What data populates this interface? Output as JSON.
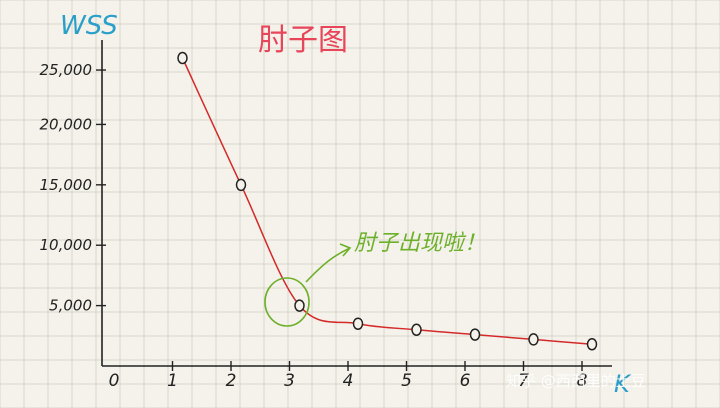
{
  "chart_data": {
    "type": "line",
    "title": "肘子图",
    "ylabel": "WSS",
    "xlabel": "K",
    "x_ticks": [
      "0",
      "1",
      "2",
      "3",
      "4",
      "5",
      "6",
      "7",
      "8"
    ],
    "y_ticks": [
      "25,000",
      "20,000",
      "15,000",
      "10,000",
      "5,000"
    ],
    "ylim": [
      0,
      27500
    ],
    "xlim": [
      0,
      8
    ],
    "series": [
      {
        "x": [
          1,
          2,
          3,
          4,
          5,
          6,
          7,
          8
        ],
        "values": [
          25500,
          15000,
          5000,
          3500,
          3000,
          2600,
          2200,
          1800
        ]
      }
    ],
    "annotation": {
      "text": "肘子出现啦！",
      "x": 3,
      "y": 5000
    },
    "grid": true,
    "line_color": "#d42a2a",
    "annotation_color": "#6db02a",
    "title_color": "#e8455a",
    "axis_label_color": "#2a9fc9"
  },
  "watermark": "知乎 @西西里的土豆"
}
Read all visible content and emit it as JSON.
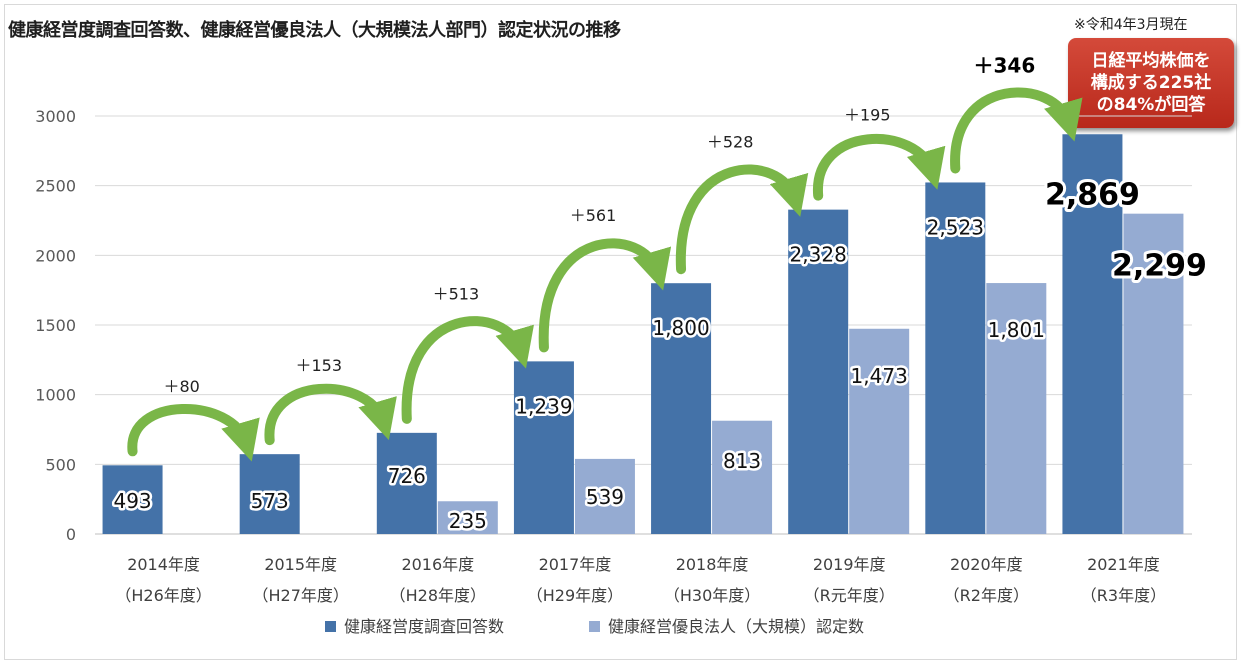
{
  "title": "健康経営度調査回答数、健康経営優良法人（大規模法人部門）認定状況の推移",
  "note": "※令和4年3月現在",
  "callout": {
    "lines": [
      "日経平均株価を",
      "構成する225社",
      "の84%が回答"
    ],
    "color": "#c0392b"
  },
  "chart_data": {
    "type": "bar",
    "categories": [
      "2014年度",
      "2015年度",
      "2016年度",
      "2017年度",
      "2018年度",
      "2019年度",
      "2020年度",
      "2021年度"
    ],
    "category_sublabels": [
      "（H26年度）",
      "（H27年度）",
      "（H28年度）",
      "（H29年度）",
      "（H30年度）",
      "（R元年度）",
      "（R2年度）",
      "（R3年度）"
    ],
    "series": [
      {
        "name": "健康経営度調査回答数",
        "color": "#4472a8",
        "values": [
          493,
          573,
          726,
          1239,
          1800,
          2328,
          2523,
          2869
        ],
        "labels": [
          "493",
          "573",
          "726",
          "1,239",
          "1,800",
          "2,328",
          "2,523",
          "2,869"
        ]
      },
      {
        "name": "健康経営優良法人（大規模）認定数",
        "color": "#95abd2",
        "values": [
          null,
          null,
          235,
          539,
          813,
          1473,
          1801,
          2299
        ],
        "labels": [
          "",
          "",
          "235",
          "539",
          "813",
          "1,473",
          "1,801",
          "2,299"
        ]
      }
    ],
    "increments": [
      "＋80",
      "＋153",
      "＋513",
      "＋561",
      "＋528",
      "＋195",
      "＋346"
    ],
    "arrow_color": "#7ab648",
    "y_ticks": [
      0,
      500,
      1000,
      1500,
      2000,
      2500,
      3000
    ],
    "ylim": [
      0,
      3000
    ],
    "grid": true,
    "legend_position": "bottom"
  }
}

=====

- Given instruction
Tally up the lines holding the word "JSON" in the data above, and answer with that figure only.

- Finished task
2